Records shown:
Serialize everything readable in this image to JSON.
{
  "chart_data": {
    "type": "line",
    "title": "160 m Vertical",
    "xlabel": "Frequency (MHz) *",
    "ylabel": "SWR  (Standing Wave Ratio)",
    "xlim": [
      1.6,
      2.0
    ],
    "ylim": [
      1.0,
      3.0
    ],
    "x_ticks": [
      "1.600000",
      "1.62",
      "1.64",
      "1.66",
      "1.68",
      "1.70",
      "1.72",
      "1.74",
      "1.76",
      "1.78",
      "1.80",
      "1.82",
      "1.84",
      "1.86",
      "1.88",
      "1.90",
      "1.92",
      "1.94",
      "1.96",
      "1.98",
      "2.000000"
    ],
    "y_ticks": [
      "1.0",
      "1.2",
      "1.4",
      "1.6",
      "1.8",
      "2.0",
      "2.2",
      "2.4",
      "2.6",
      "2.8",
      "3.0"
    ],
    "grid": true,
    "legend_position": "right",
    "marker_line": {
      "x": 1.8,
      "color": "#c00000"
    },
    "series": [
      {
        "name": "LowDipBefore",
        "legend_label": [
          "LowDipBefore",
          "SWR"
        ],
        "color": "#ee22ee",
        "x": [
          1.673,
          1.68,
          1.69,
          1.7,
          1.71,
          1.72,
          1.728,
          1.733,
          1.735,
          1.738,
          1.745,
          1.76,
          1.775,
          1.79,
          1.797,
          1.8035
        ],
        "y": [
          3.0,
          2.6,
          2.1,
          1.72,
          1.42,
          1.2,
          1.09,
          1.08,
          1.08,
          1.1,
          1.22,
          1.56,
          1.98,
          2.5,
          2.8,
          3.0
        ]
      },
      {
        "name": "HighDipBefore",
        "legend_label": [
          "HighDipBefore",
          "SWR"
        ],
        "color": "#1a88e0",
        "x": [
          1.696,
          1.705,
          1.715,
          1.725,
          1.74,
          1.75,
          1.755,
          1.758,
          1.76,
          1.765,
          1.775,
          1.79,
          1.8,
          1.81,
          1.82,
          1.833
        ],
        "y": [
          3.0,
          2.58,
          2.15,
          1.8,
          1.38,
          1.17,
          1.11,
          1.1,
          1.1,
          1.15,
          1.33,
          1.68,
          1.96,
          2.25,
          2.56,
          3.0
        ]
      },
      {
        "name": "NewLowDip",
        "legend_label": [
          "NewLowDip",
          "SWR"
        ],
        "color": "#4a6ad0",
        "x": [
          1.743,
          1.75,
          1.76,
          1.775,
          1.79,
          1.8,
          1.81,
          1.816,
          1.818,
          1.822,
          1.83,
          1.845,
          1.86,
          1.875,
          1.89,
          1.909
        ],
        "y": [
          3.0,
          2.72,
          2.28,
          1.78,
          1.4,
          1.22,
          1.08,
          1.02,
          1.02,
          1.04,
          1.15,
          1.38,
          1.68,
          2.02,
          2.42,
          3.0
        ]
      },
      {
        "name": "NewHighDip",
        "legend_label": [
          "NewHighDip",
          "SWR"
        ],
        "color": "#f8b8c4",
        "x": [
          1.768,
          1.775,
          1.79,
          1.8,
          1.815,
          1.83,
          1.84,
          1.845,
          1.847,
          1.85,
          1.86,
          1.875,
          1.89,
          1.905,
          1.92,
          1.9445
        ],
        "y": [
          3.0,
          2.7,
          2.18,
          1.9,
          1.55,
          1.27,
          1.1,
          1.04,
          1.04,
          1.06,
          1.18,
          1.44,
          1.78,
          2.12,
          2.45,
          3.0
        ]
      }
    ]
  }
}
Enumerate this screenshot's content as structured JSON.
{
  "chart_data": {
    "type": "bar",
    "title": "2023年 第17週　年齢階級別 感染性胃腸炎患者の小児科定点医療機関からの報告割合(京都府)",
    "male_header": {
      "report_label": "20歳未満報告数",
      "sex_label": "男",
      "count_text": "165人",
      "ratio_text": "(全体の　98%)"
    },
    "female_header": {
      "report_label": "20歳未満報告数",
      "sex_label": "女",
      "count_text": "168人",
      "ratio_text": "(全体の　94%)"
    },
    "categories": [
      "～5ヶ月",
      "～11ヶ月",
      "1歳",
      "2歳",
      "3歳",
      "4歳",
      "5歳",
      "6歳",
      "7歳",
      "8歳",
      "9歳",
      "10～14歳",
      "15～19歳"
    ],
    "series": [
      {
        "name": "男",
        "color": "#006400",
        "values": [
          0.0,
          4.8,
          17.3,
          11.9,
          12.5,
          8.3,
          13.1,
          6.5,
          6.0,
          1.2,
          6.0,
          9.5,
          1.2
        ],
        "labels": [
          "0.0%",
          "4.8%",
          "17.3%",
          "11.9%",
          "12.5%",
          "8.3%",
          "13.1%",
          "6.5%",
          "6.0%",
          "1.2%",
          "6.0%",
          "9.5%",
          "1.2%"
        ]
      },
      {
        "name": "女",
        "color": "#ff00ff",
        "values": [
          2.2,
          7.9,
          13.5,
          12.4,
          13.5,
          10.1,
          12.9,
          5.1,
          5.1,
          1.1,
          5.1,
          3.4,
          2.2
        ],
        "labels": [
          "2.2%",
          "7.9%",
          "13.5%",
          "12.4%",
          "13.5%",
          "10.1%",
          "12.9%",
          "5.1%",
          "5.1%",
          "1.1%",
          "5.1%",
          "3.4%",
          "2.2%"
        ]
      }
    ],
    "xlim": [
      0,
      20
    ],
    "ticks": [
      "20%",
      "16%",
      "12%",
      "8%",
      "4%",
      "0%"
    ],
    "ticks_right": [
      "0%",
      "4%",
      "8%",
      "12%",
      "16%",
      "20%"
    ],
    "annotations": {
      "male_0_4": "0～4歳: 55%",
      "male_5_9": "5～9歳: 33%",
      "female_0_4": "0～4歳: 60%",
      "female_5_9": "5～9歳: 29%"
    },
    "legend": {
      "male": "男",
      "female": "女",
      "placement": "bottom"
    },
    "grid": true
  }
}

Challenge: Return every line containing "name".

Task answer:
        "name": "LowDipBefore",
        "name": "HighDipBefore",
        "name": "NewLowDip",
        "name": "NewHighDip",
        "name": "男",
        "name": "女",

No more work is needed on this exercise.